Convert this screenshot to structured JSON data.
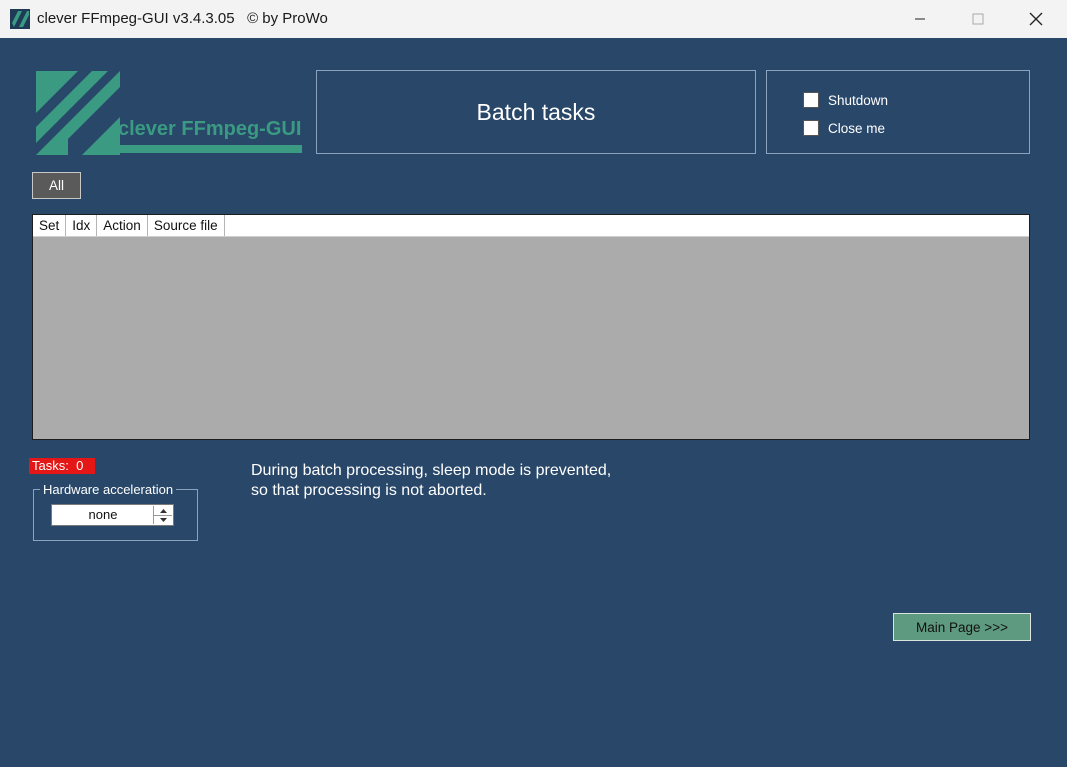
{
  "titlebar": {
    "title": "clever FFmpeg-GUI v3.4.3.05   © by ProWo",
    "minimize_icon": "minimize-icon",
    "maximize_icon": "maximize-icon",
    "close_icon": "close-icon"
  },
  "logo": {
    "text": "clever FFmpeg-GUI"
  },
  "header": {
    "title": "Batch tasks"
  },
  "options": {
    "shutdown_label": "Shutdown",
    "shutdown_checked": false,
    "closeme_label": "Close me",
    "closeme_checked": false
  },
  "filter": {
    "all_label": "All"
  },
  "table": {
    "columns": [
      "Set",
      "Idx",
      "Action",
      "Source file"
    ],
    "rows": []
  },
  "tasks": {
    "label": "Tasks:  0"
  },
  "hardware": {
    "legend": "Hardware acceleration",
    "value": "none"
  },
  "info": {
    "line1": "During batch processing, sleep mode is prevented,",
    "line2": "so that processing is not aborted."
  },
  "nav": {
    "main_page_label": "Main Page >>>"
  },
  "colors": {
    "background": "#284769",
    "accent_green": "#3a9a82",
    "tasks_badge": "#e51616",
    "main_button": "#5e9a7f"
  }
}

* * *

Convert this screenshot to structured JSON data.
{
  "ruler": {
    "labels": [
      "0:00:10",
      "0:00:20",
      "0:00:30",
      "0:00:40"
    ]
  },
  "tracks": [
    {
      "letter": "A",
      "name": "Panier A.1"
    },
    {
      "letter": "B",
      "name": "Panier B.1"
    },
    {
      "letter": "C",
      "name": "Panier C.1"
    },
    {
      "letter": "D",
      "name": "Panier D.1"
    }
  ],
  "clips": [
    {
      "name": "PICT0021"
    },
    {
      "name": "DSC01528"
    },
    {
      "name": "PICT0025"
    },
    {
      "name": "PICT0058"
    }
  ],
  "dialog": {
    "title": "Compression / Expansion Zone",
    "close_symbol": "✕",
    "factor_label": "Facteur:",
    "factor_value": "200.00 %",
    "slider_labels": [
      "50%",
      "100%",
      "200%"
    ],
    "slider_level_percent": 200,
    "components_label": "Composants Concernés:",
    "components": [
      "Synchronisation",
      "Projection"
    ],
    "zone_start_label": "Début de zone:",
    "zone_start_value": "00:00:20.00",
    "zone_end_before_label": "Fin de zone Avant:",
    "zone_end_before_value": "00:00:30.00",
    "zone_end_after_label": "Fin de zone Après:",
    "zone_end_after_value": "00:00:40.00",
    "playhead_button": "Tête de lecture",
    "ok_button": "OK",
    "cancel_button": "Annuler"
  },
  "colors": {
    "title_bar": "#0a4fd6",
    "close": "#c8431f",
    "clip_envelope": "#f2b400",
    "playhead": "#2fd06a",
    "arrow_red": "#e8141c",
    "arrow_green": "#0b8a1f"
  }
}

* * *

→ **Your instructions**
Identify and extract each line of the listing that contains "processing".

→ **Complete answer**
    "line1": "During batch processing, sleep mode is prevented,",
    "line2": "so that processing is not aborted."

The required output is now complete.